→ **Exercise aim**:
Extract all lines that hold "applied" from the records below.

(A block of data)
********
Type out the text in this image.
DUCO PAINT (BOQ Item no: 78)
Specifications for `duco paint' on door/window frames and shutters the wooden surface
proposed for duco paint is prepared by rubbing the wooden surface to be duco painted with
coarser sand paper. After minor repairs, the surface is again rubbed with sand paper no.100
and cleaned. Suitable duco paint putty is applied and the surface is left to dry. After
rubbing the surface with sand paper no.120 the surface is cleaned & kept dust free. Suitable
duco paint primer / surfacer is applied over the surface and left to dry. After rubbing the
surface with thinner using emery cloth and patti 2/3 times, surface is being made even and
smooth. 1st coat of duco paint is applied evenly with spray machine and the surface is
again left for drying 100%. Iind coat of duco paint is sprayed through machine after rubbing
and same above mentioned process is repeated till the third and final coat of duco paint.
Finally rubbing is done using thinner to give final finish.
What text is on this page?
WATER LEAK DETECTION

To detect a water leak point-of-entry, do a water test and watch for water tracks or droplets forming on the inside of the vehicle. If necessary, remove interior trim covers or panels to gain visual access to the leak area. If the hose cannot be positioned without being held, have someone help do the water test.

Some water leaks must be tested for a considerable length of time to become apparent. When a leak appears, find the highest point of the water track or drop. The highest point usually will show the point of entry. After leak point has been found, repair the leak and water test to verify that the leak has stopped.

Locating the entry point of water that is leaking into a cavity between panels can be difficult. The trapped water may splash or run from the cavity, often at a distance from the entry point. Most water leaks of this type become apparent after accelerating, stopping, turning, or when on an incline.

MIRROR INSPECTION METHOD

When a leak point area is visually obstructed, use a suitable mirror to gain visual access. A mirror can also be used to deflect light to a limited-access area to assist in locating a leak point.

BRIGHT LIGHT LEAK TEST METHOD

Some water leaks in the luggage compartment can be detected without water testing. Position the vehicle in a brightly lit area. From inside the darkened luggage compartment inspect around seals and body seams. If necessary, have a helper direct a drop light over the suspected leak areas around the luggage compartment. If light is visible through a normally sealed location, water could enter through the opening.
********
→ **Written solution**:
and cleaned. Suitable duco paint putty is applied and the surface is left to dry. After
duco paint primer / surfacer is applied over the surface and left to dry. After rubbing the
smooth. 1st coat of duco paint is applied evenly with spray machine and the surface is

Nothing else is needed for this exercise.